Records from a data source:
+++++

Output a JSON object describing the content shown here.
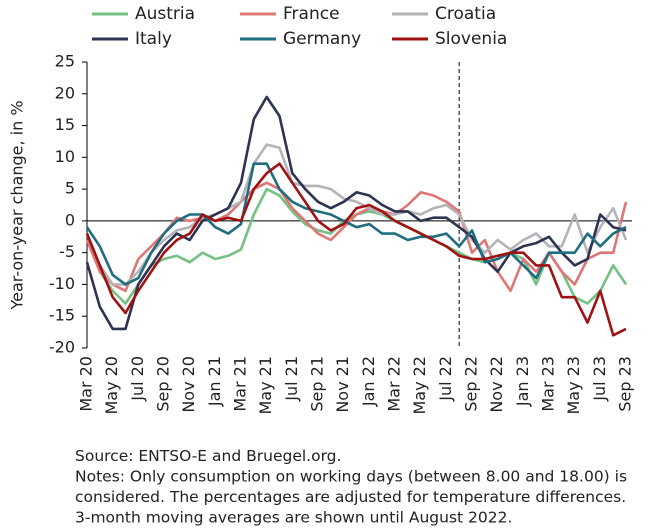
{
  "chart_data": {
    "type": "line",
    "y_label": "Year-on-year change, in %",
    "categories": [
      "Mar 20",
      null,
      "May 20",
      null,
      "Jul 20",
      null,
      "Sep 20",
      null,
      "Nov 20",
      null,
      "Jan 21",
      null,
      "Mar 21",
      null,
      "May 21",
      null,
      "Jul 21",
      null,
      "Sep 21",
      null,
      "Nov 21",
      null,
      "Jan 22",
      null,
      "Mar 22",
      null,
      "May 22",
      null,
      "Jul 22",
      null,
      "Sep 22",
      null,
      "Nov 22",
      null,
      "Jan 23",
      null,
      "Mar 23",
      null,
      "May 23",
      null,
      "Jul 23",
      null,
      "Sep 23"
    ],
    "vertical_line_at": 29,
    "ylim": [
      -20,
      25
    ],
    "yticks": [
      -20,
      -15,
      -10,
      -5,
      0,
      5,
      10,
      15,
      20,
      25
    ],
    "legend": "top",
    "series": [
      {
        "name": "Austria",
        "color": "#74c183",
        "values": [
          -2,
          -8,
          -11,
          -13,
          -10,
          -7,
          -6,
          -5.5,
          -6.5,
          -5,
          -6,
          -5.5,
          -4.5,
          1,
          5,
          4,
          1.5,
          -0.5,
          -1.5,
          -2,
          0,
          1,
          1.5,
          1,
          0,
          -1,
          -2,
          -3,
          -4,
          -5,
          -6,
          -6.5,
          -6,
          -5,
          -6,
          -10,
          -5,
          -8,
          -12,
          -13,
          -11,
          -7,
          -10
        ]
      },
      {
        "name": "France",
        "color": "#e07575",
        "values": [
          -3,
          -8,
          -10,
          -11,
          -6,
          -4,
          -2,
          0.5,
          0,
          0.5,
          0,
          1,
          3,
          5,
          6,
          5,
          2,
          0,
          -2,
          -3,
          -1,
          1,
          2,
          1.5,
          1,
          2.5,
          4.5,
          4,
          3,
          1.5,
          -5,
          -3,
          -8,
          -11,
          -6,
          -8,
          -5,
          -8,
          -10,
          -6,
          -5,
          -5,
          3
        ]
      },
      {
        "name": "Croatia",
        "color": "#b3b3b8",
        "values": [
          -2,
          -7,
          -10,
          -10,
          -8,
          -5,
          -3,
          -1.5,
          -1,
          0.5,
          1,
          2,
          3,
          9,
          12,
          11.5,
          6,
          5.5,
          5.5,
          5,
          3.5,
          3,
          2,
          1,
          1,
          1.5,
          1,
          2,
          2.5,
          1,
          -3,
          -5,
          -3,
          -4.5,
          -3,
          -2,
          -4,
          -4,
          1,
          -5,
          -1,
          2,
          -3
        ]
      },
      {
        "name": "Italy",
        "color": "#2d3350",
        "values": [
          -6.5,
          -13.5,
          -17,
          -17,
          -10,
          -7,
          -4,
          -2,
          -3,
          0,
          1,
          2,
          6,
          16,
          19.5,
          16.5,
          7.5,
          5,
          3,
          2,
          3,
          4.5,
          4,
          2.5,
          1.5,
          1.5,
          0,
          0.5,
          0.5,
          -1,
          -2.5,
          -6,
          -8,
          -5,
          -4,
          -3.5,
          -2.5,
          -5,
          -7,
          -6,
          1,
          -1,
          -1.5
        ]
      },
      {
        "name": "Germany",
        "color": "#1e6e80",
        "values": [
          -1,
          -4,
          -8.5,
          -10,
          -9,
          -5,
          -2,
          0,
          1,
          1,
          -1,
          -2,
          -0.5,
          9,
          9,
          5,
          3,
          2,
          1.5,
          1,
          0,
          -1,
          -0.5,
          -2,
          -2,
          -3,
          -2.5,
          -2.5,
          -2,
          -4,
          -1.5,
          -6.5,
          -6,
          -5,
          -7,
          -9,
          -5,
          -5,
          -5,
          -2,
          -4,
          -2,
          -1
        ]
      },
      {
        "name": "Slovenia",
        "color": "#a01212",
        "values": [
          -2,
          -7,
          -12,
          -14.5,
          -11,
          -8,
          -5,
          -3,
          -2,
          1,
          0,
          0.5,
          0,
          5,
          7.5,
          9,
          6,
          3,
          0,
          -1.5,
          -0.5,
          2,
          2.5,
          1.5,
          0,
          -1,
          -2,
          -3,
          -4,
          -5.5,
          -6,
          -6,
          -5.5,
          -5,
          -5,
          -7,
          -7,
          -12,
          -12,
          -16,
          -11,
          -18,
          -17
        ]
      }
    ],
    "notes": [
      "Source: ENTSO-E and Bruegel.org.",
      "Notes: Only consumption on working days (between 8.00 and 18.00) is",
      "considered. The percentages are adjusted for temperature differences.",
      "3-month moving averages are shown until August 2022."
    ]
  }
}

+++++

■ WORK TO BE COMPLETED
Skip the pictures and print each record exactly as it stands.

■ TASK ANSWER
Output a JSON object describing the content shown here.
{
  "chart_data": {
    "type": "line",
    "y_label": "Year-on-year change, in %",
    "categories": [
      "Mar 20",
      null,
      "May 20",
      null,
      "Jul 20",
      null,
      "Sep 20",
      null,
      "Nov 20",
      null,
      "Jan 21",
      null,
      "Mar 21",
      null,
      "May 21",
      null,
      "Jul 21",
      null,
      "Sep 21",
      null,
      "Nov 21",
      null,
      "Jan 22",
      null,
      "Mar 22",
      null,
      "May 22",
      null,
      "Jul 22",
      null,
      "Sep 22",
      null,
      "Nov 22",
      null,
      "Jan 23",
      null,
      "Mar 23",
      null,
      "May 23",
      null,
      "Jul 23",
      null,
      "Sep 23"
    ],
    "vertical_line_at": 29,
    "ylim": [
      -20,
      25
    ],
    "yticks": [
      -20,
      -15,
      -10,
      -5,
      0,
      5,
      10,
      15,
      20,
      25
    ],
    "legend": "top",
    "series": [
      {
        "name": "Austria",
        "color": "#74c183",
        "values": [
          -2,
          -8,
          -11,
          -13,
          -10,
          -7,
          -6,
          -5.5,
          -6.5,
          -5,
          -6,
          -5.5,
          -4.5,
          1,
          5,
          4,
          1.5,
          -0.5,
          -1.5,
          -2,
          0,
          1,
          1.5,
          1,
          0,
          -1,
          -2,
          -3,
          -4,
          -5,
          -6,
          -6.5,
          -6,
          -5,
          -6,
          -10,
          -5,
          -8,
          -12,
          -13,
          -11,
          -7,
          -10
        ]
      },
      {
        "name": "France",
        "color": "#e07575",
        "values": [
          -3,
          -8,
          -10,
          -11,
          -6,
          -4,
          -2,
          0.5,
          0,
          0.5,
          0,
          1,
          3,
          5,
          6,
          5,
          2,
          0,
          -2,
          -3,
          -1,
          1,
          2,
          1.5,
          1,
          2.5,
          4.5,
          4,
          3,
          1.5,
          -5,
          -3,
          -8,
          -11,
          -6,
          -8,
          -5,
          -8,
          -10,
          -6,
          -5,
          -5,
          3
        ]
      },
      {
        "name": "Croatia",
        "color": "#b3b3b8",
        "values": [
          -2,
          -7,
          -10,
          -10,
          -8,
          -5,
          -3,
          -1.5,
          -1,
          0.5,
          1,
          2,
          3,
          9,
          12,
          11.5,
          6,
          5.5,
          5.5,
          5,
          3.5,
          3,
          2,
          1,
          1,
          1.5,
          1,
          2,
          2.5,
          1,
          -3,
          -5,
          -3,
          -4.5,
          -3,
          -2,
          -4,
          -4,
          1,
          -5,
          -1,
          2,
          -3
        ]
      },
      {
        "name": "Italy",
        "color": "#2d3350",
        "values": [
          -6.5,
          -13.5,
          -17,
          -17,
          -10,
          -7,
          -4,
          -2,
          -3,
          0,
          1,
          2,
          6,
          16,
          19.5,
          16.5,
          7.5,
          5,
          3,
          2,
          3,
          4.5,
          4,
          2.5,
          1.5,
          1.5,
          0,
          0.5,
          0.5,
          -1,
          -2.5,
          -6,
          -8,
          -5,
          -4,
          -3.5,
          -2.5,
          -5,
          -7,
          -6,
          1,
          -1,
          -1.5
        ]
      },
      {
        "name": "Germany",
        "color": "#1e6e80",
        "values": [
          -1,
          -4,
          -8.5,
          -10,
          -9,
          -5,
          -2,
          0,
          1,
          1,
          -1,
          -2,
          -0.5,
          9,
          9,
          5,
          3,
          2,
          1.5,
          1,
          0,
          -1,
          -0.5,
          -2,
          -2,
          -3,
          -2.5,
          -2.5,
          -2,
          -4,
          -1.5,
          -6.5,
          -6,
          -5,
          -7,
          -9,
          -5,
          -5,
          -5,
          -2,
          -4,
          -2,
          -1
        ]
      },
      {
        "name": "Slovenia",
        "color": "#a01212",
        "values": [
          -2,
          -7,
          -12,
          -14.5,
          -11,
          -8,
          -5,
          -3,
          -2,
          1,
          0,
          0.5,
          0,
          5,
          7.5,
          9,
          6,
          3,
          0,
          -1.5,
          -0.5,
          2,
          2.5,
          1.5,
          0,
          -1,
          -2,
          -3,
          -4,
          -5.5,
          -6,
          -6,
          -5.5,
          -5,
          -5,
          -7,
          -7,
          -12,
          -12,
          -16,
          -11,
          -18,
          -17
        ]
      }
    ],
    "notes": [
      "Source: ENTSO-E and Bruegel.org.",
      "Notes: Only consumption on working days (between 8.00 and 18.00) is",
      "considered. The percentages are adjusted for temperature differences.",
      "3-month moving averages are shown until August 2022."
    ]
  }
}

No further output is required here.